◆ To do
Keep the pictures out of the copy and repeat the records exactly.

Begin Exercise materials

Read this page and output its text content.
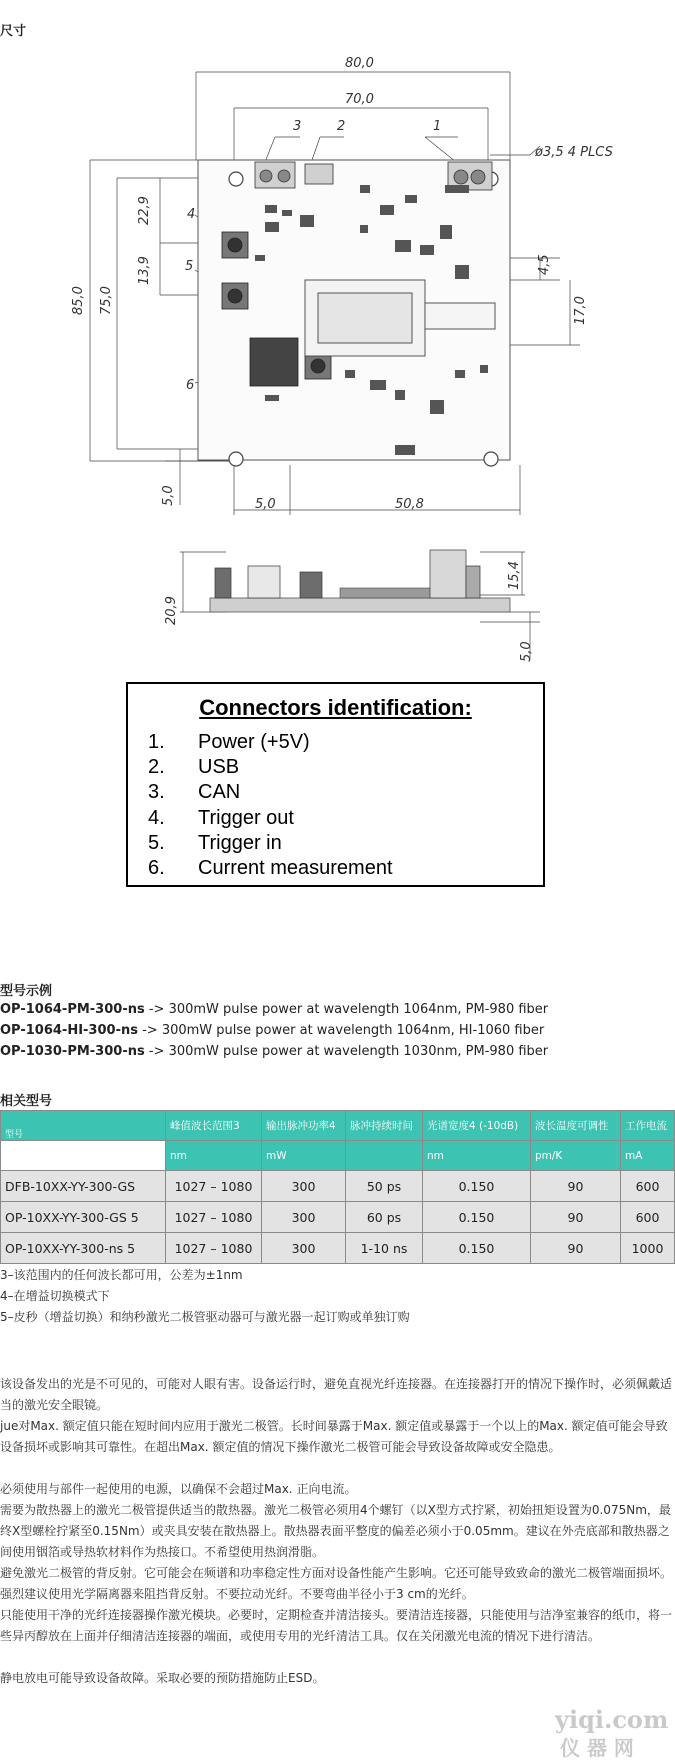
尺寸
80,0
70,0
3	2	1
ø3,5 4 PLCS
4
5
6
5,0	50,8
85,0 75,0
22,9
13,9
5,0
4,5
17,0
20,9
15,4
5,0
Connectors identification:
1. Power (+5V)
2. USB
3. CAN
4. Trigger out
5. Trigger in
6. Current measurement
型号示例
OP-1064-PM-300-ns -> 300mW pulse power at wavelength 1064nm, PM-980 fiber
OP-1064-HI-300-ns -> 300mW pulse power at wavelength 1064nm, HI-1060 fiber
OP-1030-PM-300-ns -> 300mW pulse power at wavelength 1030nm, PM-980 fiber
相关型号
型号	峰值波长范围3	输出脉冲功率4	脉冲持续时间	光谱宽度4 (-10dB)	波长温度可调性	工作电流
	nm	mW		nm	pm/K	mA
DFB-10XX-YY-300-GS	1027 – 1080	300	50 ps	0.150	90	600
OP-10XX-YY-300-GS 5	1027 – 1080	300	60 ps	0.150	90	600
OP-10XX-YY-300-ns 5	1027 – 1080	300	1-10 ns	0.150	90	1000
3–该范围内的任何波长都可用，公差为±1nm
4–在增益切换模式下
5–皮秒（增益切换）和纳秒激光二极管驱动器可与激光器一起订购或单独订购
该设备发出的光是不可见的，可能对人眼有害。设备运行时，避免直视光纤连接器。在连接器打开的情况下操作时，必须佩戴适当的激光安全眼镜。
jue对Max. 额定值只能在短时间内应用于激光二极管。长时间暴露于Max. 额定值或暴露于一个以上的Max. 额定值可能会导致设备损坏或影响其可靠性。在超出Max. 额定值的情况下操作激光二极管可能会导致设备故障或安全隐患。
必须使用与部件一起使用的电源，以确保不会超过Max. 正向电流。
需要为散热器上的激光二极管提供适当的散热器。激光二极管必须用4个螺钉（以X型方式拧紧，初始扭矩设置为0.075Nm，最终X型螺栓拧紧至0.15Nm）或夹具安装在散热器上。散热器表面平整度的偏差必须小于0.05mm。建议在外壳底部和散热器之间使用铟箔或导热软材料作为热接口。不希望使用热润滑脂。
避免激光二极管的背反射。它可能会在频谱和功率稳定性方面对设备性能产生影响。它还可能导致致命的激光二极管端面损坏。强烈建议使用光学隔离器来阻挡背反射。不要拉动光纤。不要弯曲半径小于3 cm的光纤。
只能使用干净的光纤连接器操作激光模块。必要时，定期检查并清洁接头。要清洁连接器，只能使用与洁净室兼容的纸巾，将一些异丙醇放在上面并仔细清洁连接器的端面，或使用专用的光纤清洁工具。仅在关闭激光电流的情况下进行清洁。
静电放电可能导致设备故障。采取必要的预防措施防止ESD。
yiqi.com
仪 器 网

End Exercise materials

◆ Solution to this problem
Read this page and output its text content.
尺寸
80,0
70,0
3	2	1
ø3,5 4 PLCS
4
5
6
5,0	50,8
85,0 75,0
22,9
13,9
5,0
4,5
17,0
20,9
15,4
5,0
Connectors identification:
1. Power (+5V)
2. USB
3. CAN
4. Trigger out
5. Trigger in
6. Current measurement
型号示例
OP-1064-PM-300-ns -> 300mW pulse power at wavelength 1064nm, PM-980 fiber
OP-1064-HI-300-ns -> 300mW pulse power at wavelength 1064nm, HI-1060 fiber
OP-1030-PM-300-ns -> 300mW pulse power at wavelength 1030nm, PM-980 fiber
相关型号
型号	峰值波长范围3	输出脉冲功率4	脉冲持续时间	光谱宽度4 (-10dB)	波长温度可调性	工作电流
	nm	mW		nm	pm/K	mA
DFB-10XX-YY-300-GS	1027 – 1080	300	50 ps	0.150	90	600
OP-10XX-YY-300-GS 5	1027 – 1080	300	60 ps	0.150	90	600
OP-10XX-YY-300-ns 5	1027 – 1080	300	1-10 ns	0.150	90	1000
3–该范围内的任何波长都可用，公差为±1nm
4–在增益切换模式下
5–皮秒（增益切换）和纳秒激光二极管驱动器可与激光器一起订购或单独订购
该设备发出的光是不可见的，可能对人眼有害。设备运行时，避免直视光纤连接器。在连接器打开的情况下操作时，必须佩戴适当的激光安全眼镜。
jue对Max. 额定值只能在短时间内应用于激光二极管。长时间暴露于Max. 额定值或暴露于一个以上的Max. 额定值可能会导致设备损坏或影响其可靠性。在超出Max. 额定值的情况下操作激光二极管可能会导致设备故障或安全隐患。
必须使用与部件一起使用的电源，以确保不会超过Max. 正向电流。
需要为散热器上的激光二极管提供适当的散热器。激光二极管必须用4个螺钉（以X型方式拧紧，初始扭矩设置为0.075Nm，最终X型螺栓拧紧至0.15Nm）或夹具安装在散热器上。散热器表面平整度的偏差必须小于0.05mm。建议在外壳底部和散热器之间使用铟箔或导热软材料作为热接口。不希望使用热润滑脂。
避免激光二极管的背反射。它可能会在频谱和功率稳定性方面对设备性能产生影响。它还可能导致致命的激光二极管端面损坏。强烈建议使用光学隔离器来阻挡背反射。不要拉动光纤。不要弯曲半径小于3 cm的光纤。
只能使用干净的光纤连接器操作激光模块。必要时，定期检查并清洁接头。要清洁连接器，只能使用与洁净室兼容的纸巾，将一些异丙醇放在上面并仔细清洁连接器的端面，或使用专用的光纤清洁工具。仅在关闭激光电流的情况下进行清洁。
静电放电可能导致设备故障。采取必要的预防措施防止ESD。
yiqi.com
仪 器 网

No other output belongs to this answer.